::: RAW DATA

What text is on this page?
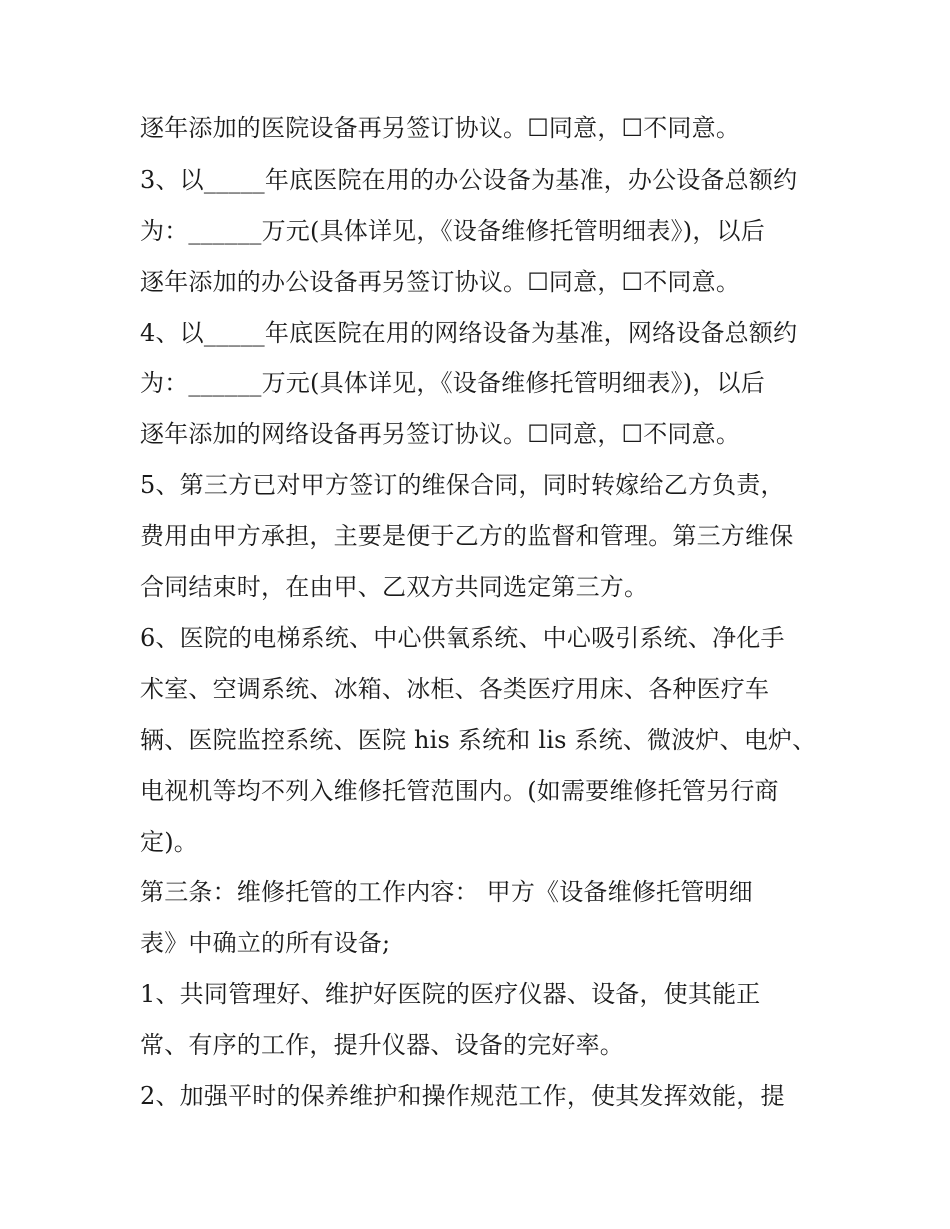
逐年添加的医院设备再另签订协议。☐同意，☐不同意。

3、以_____年底医院在用的办公设备为基准，办公设备总额约

为：______万元(具体详见，《设备维修托管明细表》)，以后

逐年添加的办公设备再另签订协议。☐同意，☐不同意。

4、以_____年底医院在用的网络设备为基准，网络设备总额约

为：______万元(具体详见，《设备维修托管明细表》)，以后

逐年添加的网络设备再另签订协议。☐同意，☐不同意。

5、第三方已对甲方签订的维保合同，同时转嫁给乙方负责，

费用由甲方承担，主要是便于乙方的监督和管理。第三方维保

合同结束时，在由甲、乙双方共同选定第三方。

6、医院的电梯系统、中心供氧系统、中心吸引系统、净化手

术室、空调系统、冰箱、冰柜、各类医疗用床、各种医疗车

辆、医院监控系统、医院 his 系统和 lis 系统、微波炉、电炉、

电视机等均不列入维修托管范围内。(如需要维修托管另行商

定)。

第三条：维修托管的工作内容： 甲方《设备维修托管明细

表》中确立的所有设备;

1、共同管理好、维护好医院的医疗仪器、设备，使其能正

常、有序的工作，提升仪器、设备的完好率。

2、加强平时的保养维护和操作规范工作，使其发挥效能，提
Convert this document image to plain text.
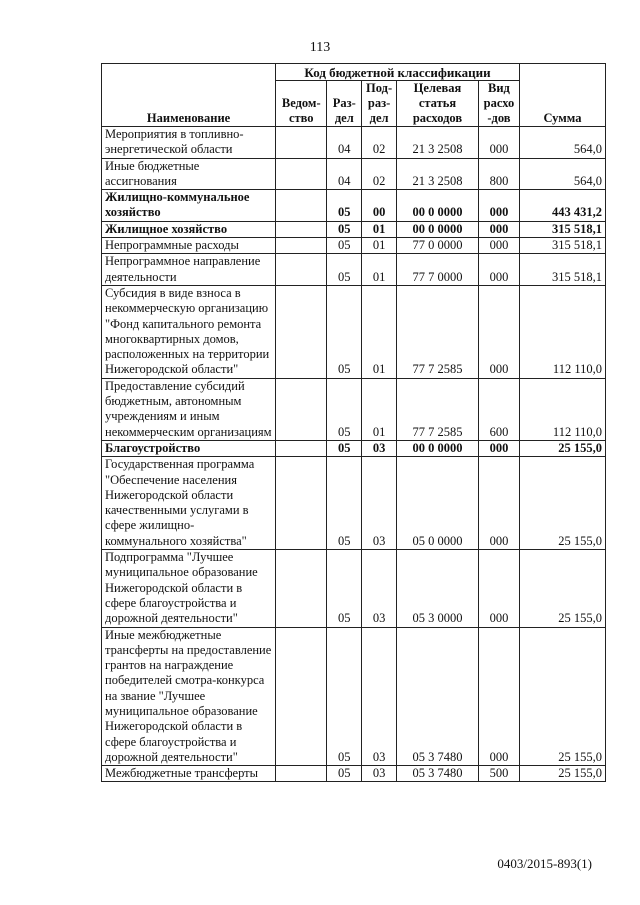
113
Наименование	Код бюджетной классификации					Сумма
	Ведом-ство	Раз-дел	Под-раз-дел	Целевая статья расходов	Вид расхо -дов	
Мероприятия в топливно-энергетической области		04	02	21 3 2508	000	564,0
Иные бюджетные ассигнования		04	02	21 3 2508	800	564,0
Жилищно-коммунальное хозяйство		05	00	00 0 0000	000	443 431,2
Жилищное хозяйство		05	01	00 0 0000	000	315 518,1
Непрограммные расходы		05	01	77 0 0000	000	315 518,1
Непрограммное направление деятельности		05	01	77 7 0000	000	315 518,1
Субсидия в виде взноса в некоммерческую организацию "Фонд капитального ремонта многоквартирных домов, расположенных на территории Нижегородской области"		05	01	77 7 2585	000	112 110,0
Предоставление субсидий бюджетным, автономным учреждениям и иным некоммерческим организациям		05	01	77 7 2585	600	112 110,0
Благоустройство		05	03	00 0 0000	000	25 155,0
Государственная программа "Обеспечение населения Нижегородской области качественными услугами в сфере жилищно-коммунального хозяйства"		05	03	05 0 0000	000	25 155,0
Подпрограмма "Лучшее муниципальное образование Нижегородской области в сфере благоустройства и дорожной деятельности"		05	03	05 3 0000	000	25 155,0
Иные межбюджетные трансферты на предоставление грантов на награждение победителей смотра-конкурса на звание "Лучшее муниципальное образование Нижегородской области в сфере благоустройства и дорожной деятельности"		05	03	05 3 7480	000	25 155,0
Межбюджетные трансферты		05	03	05 3 7480	500	25 155,0
0403/2015-893(1)
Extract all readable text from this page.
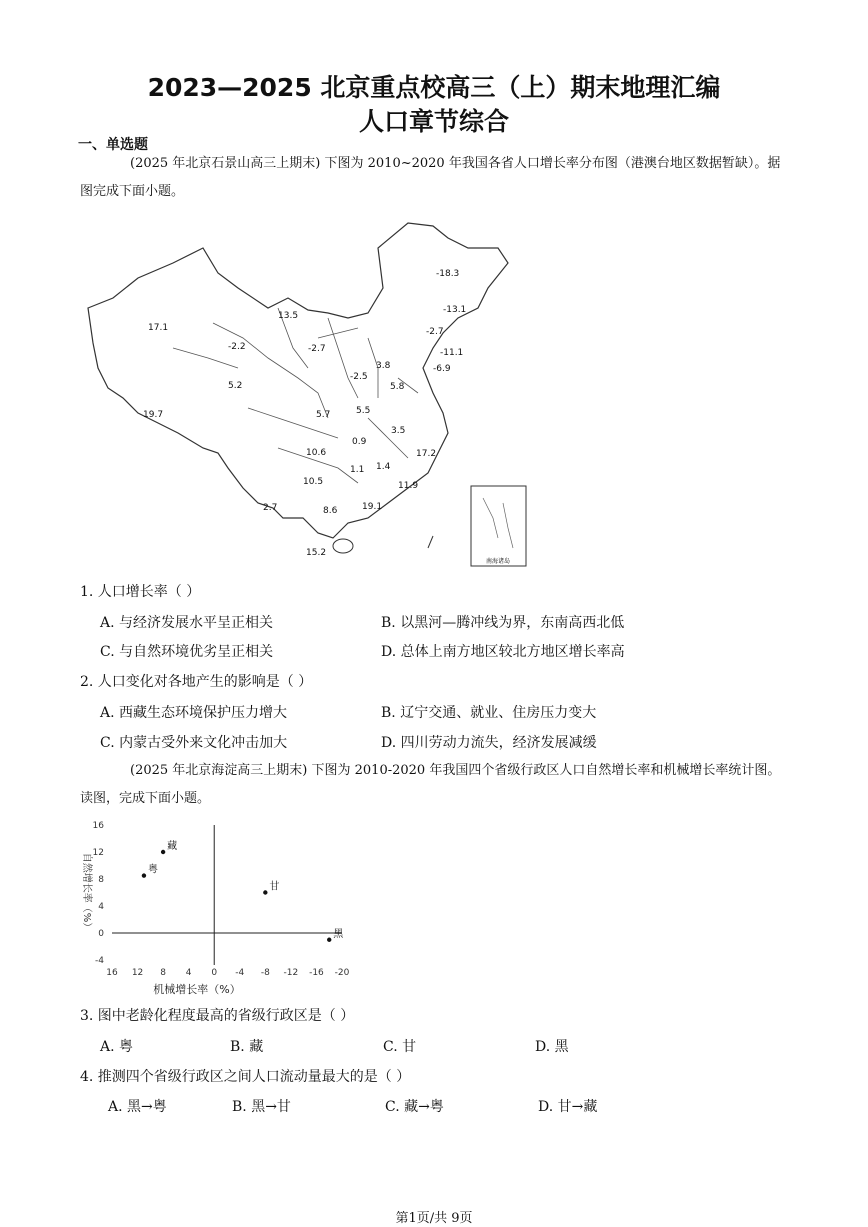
2023—2025 北京重点校高三（上）期末地理汇编
人口章节综合
一、单选题
(2025 年北京石景山高三上期末) 下图为 2010~2020 年我国各省人口增长率分布图（港澳台地区数据暂缺）。据图完成下面小题。
南海诸岛
-18.3
-13.1
-2.7
-11.1
-6.9
13.5
-2.7
17.1
-2.2
5.2
-2.5
3.8
5.8
19.7	5.7	5.5
3.5
0.9
10.6
1.1 1.4
17.2
10.5	11.9
2.7	8.6	19.1
15.2
1. 人口增长率（ ）
A. 与经济发展水平呈正相关	B. 以黑河—腾冲线为界，东南高西北低
C. 与自然环境优劣呈正相关	D. 总体上南方地区较北方地区增长率高
2. 人口变化对各地产生的影响是（ ）
A. 西藏生态环境保护压力增大	B. 辽宁交通、就业、住房压力变大
C. 内蒙古受外来文化冲击加大	D. 四川劳动力流失，经济发展减缓
(2025 年北京海淀高三上期末) 下图为 2010-2020 年我国四个省级行政区人口自然增长率和机械增长率统计图。读图，完成下面小题。
16 12 8 4 0 -4 -8 -12 -16 -20
16
12
8
4
0
-4
机械增长率（%）
自然增长率（%）
藏
粤
甘
黑
3. 图中老龄化程度最高的省级行政区是（ ）
A. 粤	B. 藏	C. 甘	D. 黑
4. 推测四个省级行政区之间人口流动量最大的是（ ）
A. 黑→粤	B. 黑→甘	C. 藏→粤	D. 甘→藏
第1页/共 9页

::::::

__AIM OF THE EXERCISE__.
Write out an exact reproduction of the lines from the line that holds "Extract all readable text from this page." to the bottom of the listing above, both ends included. Exclude pictures.

__WRITTEN REPLY__.
Extract all readable text from this page.
2023—2025 北京重点校高三（上）期末地理汇编
人口章节综合
一、单选题
(2025 年北京石景山高三上期末) 下图为 2010~2020 年我国各省人口增长率分布图（港澳台地区数据暂缺）。据图完成下面小题。
南海诸岛
-18.3
-13.1
-2.7
-11.1
-6.9
13.5
-2.7
17.1
-2.2
5.2
-2.5
3.8
5.8
19.7	5.7	5.5
3.5
0.9
10.6
1.1 1.4
17.2
10.5	11.9
2.7	8.6	19.1
15.2
1. 人口增长率（ ）
A. 与经济发展水平呈正相关	B. 以黑河—腾冲线为界，东南高西北低
C. 与自然环境优劣呈正相关	D. 总体上南方地区较北方地区增长率高
2. 人口变化对各地产生的影响是（ ）
A. 西藏生态环境保护压力增大	B. 辽宁交通、就业、住房压力变大
C. 内蒙古受外来文化冲击加大	D. 四川劳动力流失，经济发展减缓
(2025 年北京海淀高三上期末) 下图为 2010-2020 年我国四个省级行政区人口自然增长率和机械增长率统计图。读图，完成下面小题。
16 12 8 4 0 -4 -8 -12 -16 -20
16
12
8
4
0
-4
机械增长率（%）
自然增长率（%）
藏
粤
甘
黑
3. 图中老龄化程度最高的省级行政区是（ ）
A. 粤	B. 藏	C. 甘	D. 黑
4. 推测四个省级行政区之间人口流动量最大的是（ ）
A. 黑→粤	B. 黑→甘	C. 藏→粤	D. 甘→藏
第1页/共 9页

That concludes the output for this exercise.